— Selection —
____________

The Great Bikini Bowling Bash (Review)
The Great Bikini Bowling Bash
2014
Written and directed by Dean McKendrick
Bowling, bikinis, naked chicks, gutterballs, and strikes are brought to us via The Great Bikini Bowling Bash! It’s another softcore production from Synthetic Filmwerx, complete with many of the recurring cast members and much of the same charm. Dean McKendrick writes and directs, and The Great Bikini Bowling Bash shows off having location shooting at an actual bowling alley (!!) and some of the crew popping up as extras for a crowd scene(!!). A few of the crew can be seen in other Synthetic Filmwerx/Retromedia productions from years past.

____________

— Records for processing —
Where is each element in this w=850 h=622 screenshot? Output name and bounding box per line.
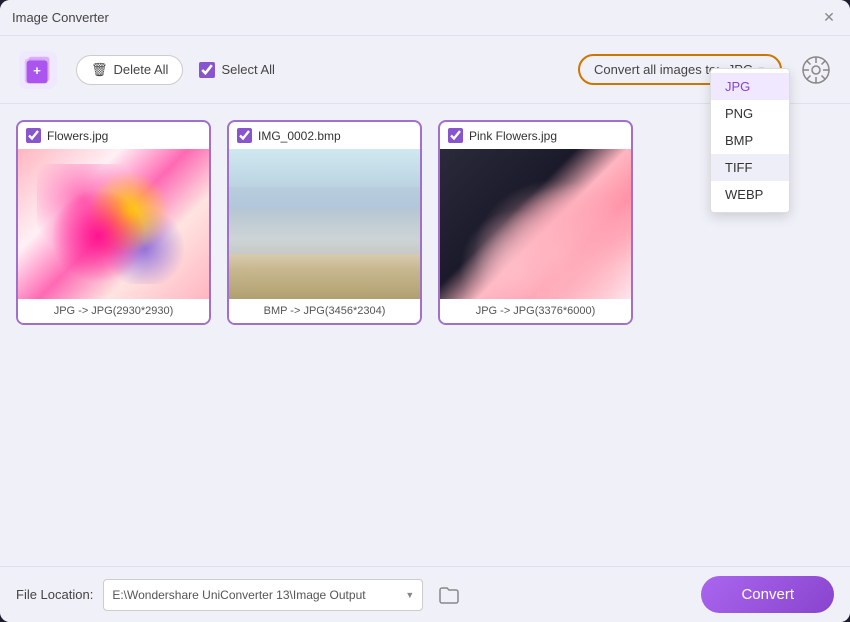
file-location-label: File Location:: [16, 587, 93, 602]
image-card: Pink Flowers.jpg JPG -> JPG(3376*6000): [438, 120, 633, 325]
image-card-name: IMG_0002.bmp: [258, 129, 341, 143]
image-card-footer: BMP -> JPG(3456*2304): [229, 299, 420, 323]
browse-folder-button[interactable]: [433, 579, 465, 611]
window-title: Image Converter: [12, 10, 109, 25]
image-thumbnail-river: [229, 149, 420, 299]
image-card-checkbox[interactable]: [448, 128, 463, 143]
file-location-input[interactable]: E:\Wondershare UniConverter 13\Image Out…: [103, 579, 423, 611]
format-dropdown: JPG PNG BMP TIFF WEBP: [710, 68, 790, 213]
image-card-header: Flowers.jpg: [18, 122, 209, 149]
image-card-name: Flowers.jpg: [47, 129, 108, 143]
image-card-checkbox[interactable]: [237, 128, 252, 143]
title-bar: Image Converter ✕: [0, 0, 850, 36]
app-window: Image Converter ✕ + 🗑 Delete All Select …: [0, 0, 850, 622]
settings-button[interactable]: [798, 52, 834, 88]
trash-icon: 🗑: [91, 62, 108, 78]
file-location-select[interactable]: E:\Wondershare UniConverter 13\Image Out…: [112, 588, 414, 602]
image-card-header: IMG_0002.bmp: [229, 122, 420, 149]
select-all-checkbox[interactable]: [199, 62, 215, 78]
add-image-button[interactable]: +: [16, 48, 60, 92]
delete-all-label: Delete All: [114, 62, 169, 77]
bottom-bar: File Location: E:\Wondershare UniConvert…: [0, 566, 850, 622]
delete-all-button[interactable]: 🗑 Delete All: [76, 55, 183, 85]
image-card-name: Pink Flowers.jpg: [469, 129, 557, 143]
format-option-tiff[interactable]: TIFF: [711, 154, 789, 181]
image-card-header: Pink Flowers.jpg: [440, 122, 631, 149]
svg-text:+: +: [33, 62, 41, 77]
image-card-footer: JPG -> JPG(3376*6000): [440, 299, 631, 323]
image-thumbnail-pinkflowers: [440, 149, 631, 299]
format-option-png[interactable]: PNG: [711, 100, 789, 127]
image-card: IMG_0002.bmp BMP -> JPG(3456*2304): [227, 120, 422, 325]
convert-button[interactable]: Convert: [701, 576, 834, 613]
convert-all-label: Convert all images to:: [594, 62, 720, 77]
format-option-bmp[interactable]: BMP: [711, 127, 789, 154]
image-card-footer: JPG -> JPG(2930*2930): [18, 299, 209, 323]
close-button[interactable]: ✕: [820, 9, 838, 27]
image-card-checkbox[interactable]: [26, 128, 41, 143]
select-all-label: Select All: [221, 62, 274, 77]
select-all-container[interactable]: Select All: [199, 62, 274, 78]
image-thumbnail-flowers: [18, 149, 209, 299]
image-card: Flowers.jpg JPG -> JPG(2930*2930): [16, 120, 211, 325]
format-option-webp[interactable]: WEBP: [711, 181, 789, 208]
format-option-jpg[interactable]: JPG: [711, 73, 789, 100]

____________

— Problems —
a – According to the film review, who wrote and directed The Great Bikini Bowling Bash?
b – Copy the part of the records that opens with the line containing "file-location-label: File Location:: [16, 587, 93, 602]" and closes with the line containing "image-card-footer: JPG -> JPG(2930*2930): [18, 299, 209, 323]", including both of those lines.
The review and the records have nothing to do with each other.

— Solutions —
a – Dean McKendrick

b –
file-location-label: File Location:: [16, 587, 93, 602]
image-card: Pink Flowers.jpg JPG -> JPG(3376*6000): [438, 120, 633, 325]
image-card-name: IMG_0002.bmp: [258, 129, 341, 143]
image-card-footer: BMP -> JPG(3456*2304): [229, 299, 420, 323]
browse-folder-button[interactable]: [433, 579, 465, 611]
window-title: Image Converter: [12, 10, 109, 25]
image-thumbnail-river: [229, 149, 420, 299]
image-card-checkbox[interactable]: [448, 128, 463, 143]
file-location-input[interactable]: E:\Wondershare UniConverter 13\Image Out…: [103, 579, 423, 611]
format-dropdown: JPG PNG BMP TIFF WEBP: [710, 68, 790, 213]
image-card-header: Flowers.jpg: [18, 122, 209, 149]
image-card-name: Flowers.jpg: [47, 129, 108, 143]
image-card-checkbox[interactable]: [237, 128, 252, 143]
title-bar: Image Converter ✕: [0, 0, 850, 36]
app-window: Image Converter ✕ + 🗑 Delete All Select …: [0, 0, 850, 622]
settings-button[interactable]: [798, 52, 834, 88]
trash-icon: 🗑: [91, 62, 108, 78]
file-location-select[interactable]: E:\Wondershare UniConverter 13\Image Out…: [112, 588, 414, 602]
image-card-header: IMG_0002.bmp: [229, 122, 420, 149]
select-all-checkbox[interactable]: [199, 62, 215, 78]
add-image-button[interactable]: +: [16, 48, 60, 92]
delete-all-label: Delete All: [114, 62, 169, 77]
bottom-bar: File Location: E:\Wondershare UniConvert…: [0, 566, 850, 622]
delete-all-button[interactable]: 🗑 Delete All: [76, 55, 183, 85]
image-card-name: Pink Flowers.jpg: [469, 129, 557, 143]
format-option-tiff[interactable]: TIFF: [711, 154, 789, 181]
image-card-header: Pink Flowers.jpg: [440, 122, 631, 149]
svg-text:+: +: [33, 62, 41, 77]
image-card-footer: JPG -> JPG(3376*6000): [440, 299, 631, 323]
image-thumbnail-pinkflowers: [440, 149, 631, 299]
format-option-png[interactable]: PNG: [711, 100, 789, 127]
image-card: IMG_0002.bmp BMP -> JPG(3456*2304): [227, 120, 422, 325]
convert-button[interactable]: Convert: [701, 576, 834, 613]
convert-all-label: Convert all images to:: [594, 62, 720, 77]
format-option-bmp[interactable]: BMP: [711, 127, 789, 154]
image-card-footer: JPG -> JPG(2930*2930): [18, 299, 209, 323]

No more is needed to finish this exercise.